What is required - Render the following material again verbatim, leaving nothing out.

-- Start --

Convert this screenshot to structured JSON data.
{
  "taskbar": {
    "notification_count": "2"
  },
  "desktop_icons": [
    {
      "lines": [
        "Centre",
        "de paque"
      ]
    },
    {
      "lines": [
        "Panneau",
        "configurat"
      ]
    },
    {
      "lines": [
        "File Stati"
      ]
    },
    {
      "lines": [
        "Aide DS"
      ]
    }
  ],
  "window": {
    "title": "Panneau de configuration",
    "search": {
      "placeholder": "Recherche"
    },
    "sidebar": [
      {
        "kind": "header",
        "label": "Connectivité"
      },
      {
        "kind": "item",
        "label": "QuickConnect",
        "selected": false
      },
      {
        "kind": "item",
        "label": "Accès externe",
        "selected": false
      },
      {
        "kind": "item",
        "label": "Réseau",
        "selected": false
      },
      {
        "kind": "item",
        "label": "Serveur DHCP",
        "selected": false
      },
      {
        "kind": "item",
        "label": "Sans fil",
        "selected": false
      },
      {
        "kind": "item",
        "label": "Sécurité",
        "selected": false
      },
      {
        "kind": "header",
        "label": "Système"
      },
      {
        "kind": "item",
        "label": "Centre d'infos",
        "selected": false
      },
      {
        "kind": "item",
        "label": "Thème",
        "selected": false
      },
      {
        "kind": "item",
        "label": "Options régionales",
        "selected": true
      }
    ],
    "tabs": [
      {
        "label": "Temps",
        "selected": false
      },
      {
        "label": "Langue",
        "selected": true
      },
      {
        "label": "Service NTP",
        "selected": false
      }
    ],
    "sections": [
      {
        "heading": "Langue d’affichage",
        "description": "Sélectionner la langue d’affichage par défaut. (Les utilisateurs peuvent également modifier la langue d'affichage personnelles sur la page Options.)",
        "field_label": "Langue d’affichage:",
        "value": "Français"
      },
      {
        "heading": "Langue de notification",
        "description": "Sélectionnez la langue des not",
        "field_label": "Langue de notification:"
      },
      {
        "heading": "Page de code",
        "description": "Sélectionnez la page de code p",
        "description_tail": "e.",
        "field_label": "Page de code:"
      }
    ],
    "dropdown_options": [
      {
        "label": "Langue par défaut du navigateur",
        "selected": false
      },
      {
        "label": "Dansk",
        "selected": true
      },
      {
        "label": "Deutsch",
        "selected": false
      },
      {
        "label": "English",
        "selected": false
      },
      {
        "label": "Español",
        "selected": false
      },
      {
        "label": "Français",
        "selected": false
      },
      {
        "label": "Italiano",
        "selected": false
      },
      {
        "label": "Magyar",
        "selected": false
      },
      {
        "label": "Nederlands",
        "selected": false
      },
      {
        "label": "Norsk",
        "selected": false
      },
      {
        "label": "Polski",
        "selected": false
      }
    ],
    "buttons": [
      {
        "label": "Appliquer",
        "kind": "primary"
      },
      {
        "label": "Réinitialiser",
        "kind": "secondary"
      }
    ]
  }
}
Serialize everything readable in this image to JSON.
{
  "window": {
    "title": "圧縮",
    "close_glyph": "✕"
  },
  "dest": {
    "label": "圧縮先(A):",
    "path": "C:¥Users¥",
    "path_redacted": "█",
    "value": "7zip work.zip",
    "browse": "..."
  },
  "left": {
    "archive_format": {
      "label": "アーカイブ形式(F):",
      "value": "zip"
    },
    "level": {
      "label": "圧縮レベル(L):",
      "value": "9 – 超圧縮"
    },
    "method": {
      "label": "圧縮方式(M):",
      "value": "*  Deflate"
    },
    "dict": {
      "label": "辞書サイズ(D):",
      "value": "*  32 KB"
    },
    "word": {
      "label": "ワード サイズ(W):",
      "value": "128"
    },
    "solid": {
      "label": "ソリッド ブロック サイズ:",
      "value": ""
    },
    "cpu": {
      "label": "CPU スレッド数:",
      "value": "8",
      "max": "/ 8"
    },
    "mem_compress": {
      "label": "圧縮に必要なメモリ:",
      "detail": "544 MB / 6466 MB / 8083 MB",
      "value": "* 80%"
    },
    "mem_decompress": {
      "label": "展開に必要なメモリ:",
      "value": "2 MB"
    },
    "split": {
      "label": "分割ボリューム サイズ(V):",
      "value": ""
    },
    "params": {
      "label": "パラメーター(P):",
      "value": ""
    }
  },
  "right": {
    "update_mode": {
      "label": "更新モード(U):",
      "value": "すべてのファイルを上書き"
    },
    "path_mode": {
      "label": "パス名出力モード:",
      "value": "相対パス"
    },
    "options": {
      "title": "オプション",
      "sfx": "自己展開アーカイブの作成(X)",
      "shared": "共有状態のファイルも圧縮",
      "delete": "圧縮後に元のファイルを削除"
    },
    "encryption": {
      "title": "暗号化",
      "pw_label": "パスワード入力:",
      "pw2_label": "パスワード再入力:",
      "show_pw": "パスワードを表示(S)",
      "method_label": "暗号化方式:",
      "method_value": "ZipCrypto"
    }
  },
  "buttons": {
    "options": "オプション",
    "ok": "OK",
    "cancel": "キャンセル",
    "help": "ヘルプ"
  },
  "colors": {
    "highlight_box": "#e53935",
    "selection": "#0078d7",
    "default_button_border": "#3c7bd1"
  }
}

-- End --

Worked answer -
Convert this screenshot to structured JSON data.
{
  "taskbar": {
    "notification_count": "2"
  },
  "desktop_icons": [
    {
      "lines": [
        "Centre",
        "de paque"
      ]
    },
    {
      "lines": [
        "Panneau",
        "configurat"
      ]
    },
    {
      "lines": [
        "File Stati"
      ]
    },
    {
      "lines": [
        "Aide DS"
      ]
    }
  ],
  "window": {
    "title": "Panneau de configuration",
    "search": {
      "placeholder": "Recherche"
    },
    "sidebar": [
      {
        "kind": "header",
        "label": "Connectivité"
      },
      {
        "kind": "item",
        "label": "QuickConnect",
        "selected": false
      },
      {
        "kind": "item",
        "label": "Accès externe",
        "selected": false
      },
      {
        "kind": "item",
        "label": "Réseau",
        "selected": false
      },
      {
        "kind": "item",
        "label": "Serveur DHCP",
        "selected": false
      },
      {
        "kind": "item",
        "label": "Sans fil",
        "selected": false
      },
      {
        "kind": "item",
        "label": "Sécurité",
        "selected": false
      },
      {
        "kind": "header",
        "label": "Système"
      },
      {
        "kind": "item",
        "label": "Centre d'infos",
        "selected": false
      },
      {
        "kind": "item",
        "label": "Thème",
        "selected": false
      },
      {
        "kind": "item",
        "label": "Options régionales",
        "selected": true
      }
    ],
    "tabs": [
      {
        "label": "Temps",
        "selected": false
      },
      {
        "label": "Langue",
        "selected": true
      },
      {
        "label": "Service NTP",
        "selected": false
      }
    ],
    "sections": [
      {
        "heading": "Langue d’affichage",
        "description": "Sélectionner la langue d’affichage par défaut. (Les utilisateurs peuvent également modifier la langue d'affichage personnelles sur la page Options.)",
        "field_label": "Langue d’affichage:",
        "value": "Français"
      },
      {
        "heading": "Langue de notification",
        "description": "Sélectionnez la langue des not",
        "field_label": "Langue de notification:"
      },
      {
        "heading": "Page de code",
        "description": "Sélectionnez la page de code p",
        "description_tail": "e.",
        "field_label": "Page de code:"
      }
    ],
    "dropdown_options": [
      {
        "label": "Langue par défaut du navigateur",
        "selected": false
      },
      {
        "label": "Dansk",
        "selected": true
      },
      {
        "label": "Deutsch",
        "selected": false
      },
      {
        "label": "English",
        "selected": false
      },
      {
        "label": "Español",
        "selected": false
      },
      {
        "label": "Français",
        "selected": false
      },
      {
        "label": "Italiano",
        "selected": false
      },
      {
        "label": "Magyar",
        "selected": false
      },
      {
        "label": "Nederlands",
        "selected": false
      },
      {
        "label": "Norsk",
        "selected": false
      },
      {
        "label": "Polski",
        "selected": false
      }
    ],
    "buttons": [
      {
        "label": "Appliquer",
        "kind": "primary"
      },
      {
        "label": "Réinitialiser",
        "kind": "secondary"
      }
    ]
  }
}
Serialize everything readable in this image to JSON.
{
  "window": {
    "title": "圧縮",
    "close_glyph": "✕"
  },
  "dest": {
    "label": "圧縮先(A):",
    "path": "C:¥Users¥",
    "path_redacted": "█",
    "value": "7zip work.zip",
    "browse": "..."
  },
  "left": {
    "archive_format": {
      "label": "アーカイブ形式(F):",
      "value": "zip"
    },
    "level": {
      "label": "圧縮レベル(L):",
      "value": "9 – 超圧縮"
    },
    "method": {
      "label": "圧縮方式(M):",
      "value": "*  Deflate"
    },
    "dict": {
      "label": "辞書サイズ(D):",
      "value": "*  32 KB"
    },
    "word": {
      "label": "ワード サイズ(W):",
      "value": "128"
    },
    "solid": {
      "label": "ソリッド ブロック サイズ:",
      "value": ""
    },
    "cpu": {
      "label": "CPU スレッド数:",
      "value": "8",
      "max": "/ 8"
    },
    "mem_compress": {
      "label": "圧縮に必要なメモリ:",
      "detail": "544 MB / 6466 MB / 8083 MB",
      "value": "* 80%"
    },
    "mem_decompress": {
      "label": "展開に必要なメモリ:",
      "value": "2 MB"
    },
    "split": {
      "label": "分割ボリューム サイズ(V):",
      "value": ""
    },
    "params": {
      "label": "パラメーター(P):",
      "value": ""
    }
  },
  "right": {
    "update_mode": {
      "label": "更新モード(U):",
      "value": "すべてのファイルを上書き"
    },
    "path_mode": {
      "label": "パス名出力モード:",
      "value": "相対パス"
    },
    "options": {
      "title": "オプション",
      "sfx": "自己展開アーカイブの作成(X)",
      "shared": "共有状態のファイルも圧縮",
      "delete": "圧縮後に元のファイルを削除"
    },
    "encryption": {
      "title": "暗号化",
      "pw_label": "パスワード入力:",
      "pw2_label": "パスワード再入力:",
      "show_pw": "パスワードを表示(S)",
      "method_label": "暗号化方式:",
      "method_value": "ZipCrypto"
    }
  },
  "buttons": {
    "options": "オプション",
    "ok": "OK",
    "cancel": "キャンセル",
    "help": "ヘルプ"
  },
  "colors": {
    "highlight_box": "#e53935",
    "selection": "#0078d7",
    "default_button_border": "#3c7bd1"
  }
}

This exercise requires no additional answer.